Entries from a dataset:
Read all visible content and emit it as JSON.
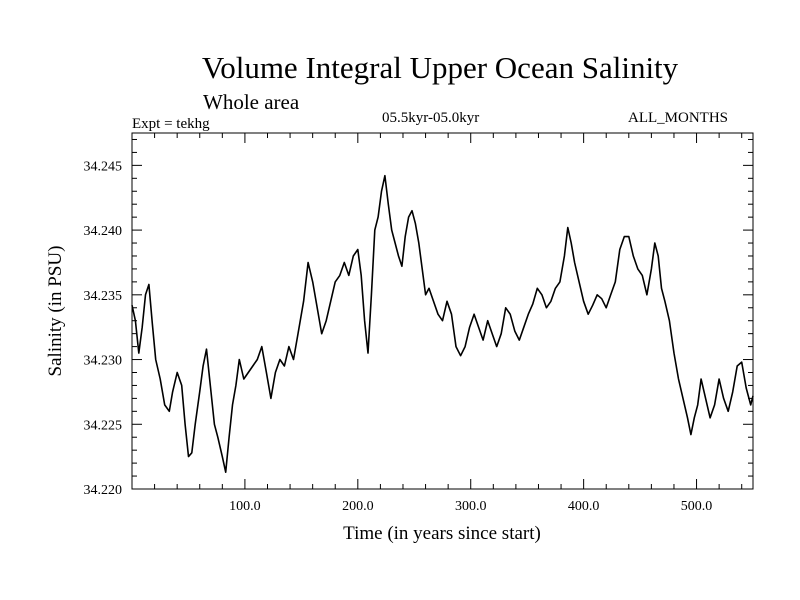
{
  "header": {
    "title": "Volume Integral Upper Ocean Salinity",
    "subtitle": "Whole area",
    "expt": "Expt = tekhg",
    "period": "05.5kyr-05.0kyr",
    "months": "ALL_MONTHS"
  },
  "chart_data": {
    "type": "line",
    "title": "Volume Integral Upper Ocean Salinity",
    "xlabel": "Time (in years since start)",
    "ylabel": "Salinity (in PSU)",
    "xlim": [
      0,
      550
    ],
    "ylim": [
      34.22,
      34.2475
    ],
    "x_ticks": [
      {
        "value": 100,
        "label": "100.0"
      },
      {
        "value": 200,
        "label": "200.0"
      },
      {
        "value": 300,
        "label": "300.0"
      },
      {
        "value": 400,
        "label": "400.0"
      },
      {
        "value": 500,
        "label": "500.0"
      }
    ],
    "y_ticks": [
      {
        "value": 34.22,
        "label": "34.220"
      },
      {
        "value": 34.225,
        "label": "34.225"
      },
      {
        "value": 34.23,
        "label": "34.230"
      },
      {
        "value": 34.235,
        "label": "34.235"
      },
      {
        "value": 34.24,
        "label": "34.240"
      },
      {
        "value": 34.245,
        "label": "34.245"
      }
    ],
    "series": [
      {
        "name": "salinity",
        "x": [
          0,
          3,
          6,
          9,
          12,
          15,
          18,
          21,
          25,
          29,
          33,
          36,
          40,
          44,
          47,
          50,
          53,
          56,
          60,
          63,
          66,
          70,
          73,
          76,
          80,
          83,
          86,
          89,
          92,
          95,
          99,
          103,
          107,
          111,
          115,
          119,
          123,
          127,
          131,
          135,
          139,
          143,
          147,
          152,
          156,
          160,
          164,
          168,
          172,
          176,
          180,
          184,
          188,
          192,
          196,
          200,
          203,
          206,
          209,
          212,
          215,
          218,
          221,
          224,
          227,
          230,
          233,
          236,
          239,
          242,
          245,
          248,
          251,
          254,
          257,
          260,
          263,
          267,
          271,
          275,
          279,
          283,
          287,
          291,
          295,
          299,
          303,
          307,
          311,
          315,
          319,
          323,
          327,
          331,
          335,
          339,
          343,
          347,
          351,
          355,
          359,
          363,
          367,
          371,
          375,
          379,
          383,
          386,
          389,
          392,
          396,
          400,
          404,
          408,
          412,
          416,
          420,
          424,
          428,
          432,
          436,
          440,
          444,
          448,
          452,
          456,
          460,
          463,
          466,
          469,
          472,
          476,
          480,
          484,
          488,
          492,
          495,
          498,
          501,
          504,
          508,
          512,
          516,
          520,
          524,
          528,
          532,
          536,
          540,
          544,
          548,
          550
        ],
        "values": [
          34.2342,
          34.233,
          34.2305,
          34.2325,
          34.235,
          34.2358,
          34.2328,
          34.23,
          34.2285,
          34.2265,
          34.226,
          34.2275,
          34.229,
          34.228,
          34.225,
          34.2225,
          34.2228,
          34.225,
          34.2275,
          34.2295,
          34.2308,
          34.2275,
          34.225,
          34.224,
          34.2225,
          34.2213,
          34.224,
          34.2265,
          34.228,
          34.23,
          34.2285,
          34.229,
          34.2295,
          34.23,
          34.231,
          34.229,
          34.227,
          34.229,
          34.23,
          34.2295,
          34.231,
          34.23,
          34.232,
          34.2345,
          34.2375,
          34.236,
          34.234,
          34.232,
          34.233,
          34.2345,
          34.236,
          34.2365,
          34.2375,
          34.2365,
          34.238,
          34.2385,
          34.2365,
          34.233,
          34.2305,
          34.235,
          34.24,
          34.241,
          34.243,
          34.2442,
          34.242,
          34.24,
          34.239,
          34.238,
          34.2372,
          34.2395,
          34.241,
          34.2415,
          34.2405,
          34.239,
          34.237,
          34.235,
          34.2355,
          34.2345,
          34.2335,
          34.233,
          34.2345,
          34.2335,
          34.231,
          34.2303,
          34.231,
          34.2325,
          34.2335,
          34.2325,
          34.2315,
          34.233,
          34.232,
          34.231,
          34.232,
          34.234,
          34.2335,
          34.2322,
          34.2315,
          34.2325,
          34.2335,
          34.2343,
          34.2355,
          34.235,
          34.234,
          34.2345,
          34.2355,
          34.236,
          34.238,
          34.2402,
          34.239,
          34.2375,
          34.236,
          34.2345,
          34.2335,
          34.2342,
          34.235,
          34.2347,
          34.234,
          34.235,
          34.236,
          34.2385,
          34.2395,
          34.2395,
          34.238,
          34.237,
          34.2365,
          34.235,
          34.237,
          34.239,
          34.238,
          34.2355,
          34.2345,
          34.233,
          34.2305,
          34.2285,
          34.227,
          34.2255,
          34.2242,
          34.2255,
          34.2265,
          34.2285,
          34.227,
          34.2255,
          34.2265,
          34.2285,
          34.227,
          34.226,
          34.2275,
          34.2295,
          34.2298,
          34.2278,
          34.2265,
          34.2272
        ]
      }
    ]
  }
}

WHAT TO PRODUCE:
From the records given above, reproduce all text exactly and exclude each picture.

PROBLEM SOLUTION:
Read all visible content and emit it as JSON.
{
  "header": {
    "title": "Volume Integral Upper Ocean Salinity",
    "subtitle": "Whole area",
    "expt": "Expt = tekhg",
    "period": "05.5kyr-05.0kyr",
    "months": "ALL_MONTHS"
  },
  "chart_data": {
    "type": "line",
    "title": "Volume Integral Upper Ocean Salinity",
    "xlabel": "Time (in years since start)",
    "ylabel": "Salinity (in PSU)",
    "xlim": [
      0,
      550
    ],
    "ylim": [
      34.22,
      34.2475
    ],
    "x_ticks": [
      {
        "value": 100,
        "label": "100.0"
      },
      {
        "value": 200,
        "label": "200.0"
      },
      {
        "value": 300,
        "label": "300.0"
      },
      {
        "value": 400,
        "label": "400.0"
      },
      {
        "value": 500,
        "label": "500.0"
      }
    ],
    "y_ticks": [
      {
        "value": 34.22,
        "label": "34.220"
      },
      {
        "value": 34.225,
        "label": "34.225"
      },
      {
        "value": 34.23,
        "label": "34.230"
      },
      {
        "value": 34.235,
        "label": "34.235"
      },
      {
        "value": 34.24,
        "label": "34.240"
      },
      {
        "value": 34.245,
        "label": "34.245"
      }
    ],
    "series": [
      {
        "name": "salinity",
        "x": [
          0,
          3,
          6,
          9,
          12,
          15,
          18,
          21,
          25,
          29,
          33,
          36,
          40,
          44,
          47,
          50,
          53,
          56,
          60,
          63,
          66,
          70,
          73,
          76,
          80,
          83,
          86,
          89,
          92,
          95,
          99,
          103,
          107,
          111,
          115,
          119,
          123,
          127,
          131,
          135,
          139,
          143,
          147,
          152,
          156,
          160,
          164,
          168,
          172,
          176,
          180,
          184,
          188,
          192,
          196,
          200,
          203,
          206,
          209,
          212,
          215,
          218,
          221,
          224,
          227,
          230,
          233,
          236,
          239,
          242,
          245,
          248,
          251,
          254,
          257,
          260,
          263,
          267,
          271,
          275,
          279,
          283,
          287,
          291,
          295,
          299,
          303,
          307,
          311,
          315,
          319,
          323,
          327,
          331,
          335,
          339,
          343,
          347,
          351,
          355,
          359,
          363,
          367,
          371,
          375,
          379,
          383,
          386,
          389,
          392,
          396,
          400,
          404,
          408,
          412,
          416,
          420,
          424,
          428,
          432,
          436,
          440,
          444,
          448,
          452,
          456,
          460,
          463,
          466,
          469,
          472,
          476,
          480,
          484,
          488,
          492,
          495,
          498,
          501,
          504,
          508,
          512,
          516,
          520,
          524,
          528,
          532,
          536,
          540,
          544,
          548,
          550
        ],
        "values": [
          34.2342,
          34.233,
          34.2305,
          34.2325,
          34.235,
          34.2358,
          34.2328,
          34.23,
          34.2285,
          34.2265,
          34.226,
          34.2275,
          34.229,
          34.228,
          34.225,
          34.2225,
          34.2228,
          34.225,
          34.2275,
          34.2295,
          34.2308,
          34.2275,
          34.225,
          34.224,
          34.2225,
          34.2213,
          34.224,
          34.2265,
          34.228,
          34.23,
          34.2285,
          34.229,
          34.2295,
          34.23,
          34.231,
          34.229,
          34.227,
          34.229,
          34.23,
          34.2295,
          34.231,
          34.23,
          34.232,
          34.2345,
          34.2375,
          34.236,
          34.234,
          34.232,
          34.233,
          34.2345,
          34.236,
          34.2365,
          34.2375,
          34.2365,
          34.238,
          34.2385,
          34.2365,
          34.233,
          34.2305,
          34.235,
          34.24,
          34.241,
          34.243,
          34.2442,
          34.242,
          34.24,
          34.239,
          34.238,
          34.2372,
          34.2395,
          34.241,
          34.2415,
          34.2405,
          34.239,
          34.237,
          34.235,
          34.2355,
          34.2345,
          34.2335,
          34.233,
          34.2345,
          34.2335,
          34.231,
          34.2303,
          34.231,
          34.2325,
          34.2335,
          34.2325,
          34.2315,
          34.233,
          34.232,
          34.231,
          34.232,
          34.234,
          34.2335,
          34.2322,
          34.2315,
          34.2325,
          34.2335,
          34.2343,
          34.2355,
          34.235,
          34.234,
          34.2345,
          34.2355,
          34.236,
          34.238,
          34.2402,
          34.239,
          34.2375,
          34.236,
          34.2345,
          34.2335,
          34.2342,
          34.235,
          34.2347,
          34.234,
          34.235,
          34.236,
          34.2385,
          34.2395,
          34.2395,
          34.238,
          34.237,
          34.2365,
          34.235,
          34.237,
          34.239,
          34.238,
          34.2355,
          34.2345,
          34.233,
          34.2305,
          34.2285,
          34.227,
          34.2255,
          34.2242,
          34.2255,
          34.2265,
          34.2285,
          34.227,
          34.2255,
          34.2265,
          34.2285,
          34.227,
          34.226,
          34.2275,
          34.2295,
          34.2298,
          34.2278,
          34.2265,
          34.2272
        ]
      }
    ]
  }
}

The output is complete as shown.